#### Directions:
Repeat every line below exactly, word for word.

# Start of Dataset records

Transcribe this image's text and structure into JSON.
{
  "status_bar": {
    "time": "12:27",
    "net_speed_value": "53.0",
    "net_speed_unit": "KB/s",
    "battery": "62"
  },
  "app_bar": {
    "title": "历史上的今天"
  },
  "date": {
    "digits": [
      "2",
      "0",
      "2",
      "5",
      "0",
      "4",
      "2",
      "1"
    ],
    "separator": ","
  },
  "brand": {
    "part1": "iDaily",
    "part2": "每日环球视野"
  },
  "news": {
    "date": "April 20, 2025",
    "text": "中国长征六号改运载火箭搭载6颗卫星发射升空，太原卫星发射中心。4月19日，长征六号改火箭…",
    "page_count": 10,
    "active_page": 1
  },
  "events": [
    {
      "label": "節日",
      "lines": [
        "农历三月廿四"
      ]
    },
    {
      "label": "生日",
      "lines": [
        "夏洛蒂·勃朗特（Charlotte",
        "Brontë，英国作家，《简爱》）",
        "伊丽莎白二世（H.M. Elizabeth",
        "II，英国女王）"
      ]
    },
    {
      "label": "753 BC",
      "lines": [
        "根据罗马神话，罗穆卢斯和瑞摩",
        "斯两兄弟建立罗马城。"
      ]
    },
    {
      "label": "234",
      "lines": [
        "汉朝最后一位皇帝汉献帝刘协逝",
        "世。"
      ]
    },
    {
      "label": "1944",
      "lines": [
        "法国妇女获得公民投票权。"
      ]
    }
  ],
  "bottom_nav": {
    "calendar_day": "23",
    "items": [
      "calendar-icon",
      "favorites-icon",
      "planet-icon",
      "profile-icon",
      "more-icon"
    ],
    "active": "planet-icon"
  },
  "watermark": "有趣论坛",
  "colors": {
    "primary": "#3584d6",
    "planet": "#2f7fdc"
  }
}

# End of Dataset records

#### Written solution:
Transcribe this image's text and structure into JSON.
{
  "status_bar": {
    "time": "12:27",
    "net_speed_value": "53.0",
    "net_speed_unit": "KB/s",
    "battery": "62"
  },
  "app_bar": {
    "title": "历史上的今天"
  },
  "date": {
    "digits": [
      "2",
      "0",
      "2",
      "5",
      "0",
      "4",
      "2",
      "1"
    ],
    "separator": ","
  },
  "brand": {
    "part1": "iDaily",
    "part2": "每日环球视野"
  },
  "news": {
    "date": "April 20, 2025",
    "text": "中国长征六号改运载火箭搭载6颗卫星发射升空，太原卫星发射中心。4月19日，长征六号改火箭…",
    "page_count": 10,
    "active_page": 1
  },
  "events": [
    {
      "label": "節日",
      "lines": [
        "农历三月廿四"
      ]
    },
    {
      "label": "生日",
      "lines": [
        "夏洛蒂·勃朗特（Charlotte",
        "Brontë，英国作家，《简爱》）",
        "伊丽莎白二世（H.M. Elizabeth",
        "II，英国女王）"
      ]
    },
    {
      "label": "753 BC",
      "lines": [
        "根据罗马神话，罗穆卢斯和瑞摩",
        "斯两兄弟建立罗马城。"
      ]
    },
    {
      "label": "234",
      "lines": [
        "汉朝最后一位皇帝汉献帝刘协逝",
        "世。"
      ]
    },
    {
      "label": "1944",
      "lines": [
        "法国妇女获得公民投票权。"
      ]
    }
  ],
  "bottom_nav": {
    "calendar_day": "23",
    "items": [
      "calendar-icon",
      "favorites-icon",
      "planet-icon",
      "profile-icon",
      "more-icon"
    ],
    "active": "planet-icon"
  },
  "watermark": "有趣论坛",
  "colors": {
    "primary": "#3584d6",
    "planet": "#2f7fdc"
  }
}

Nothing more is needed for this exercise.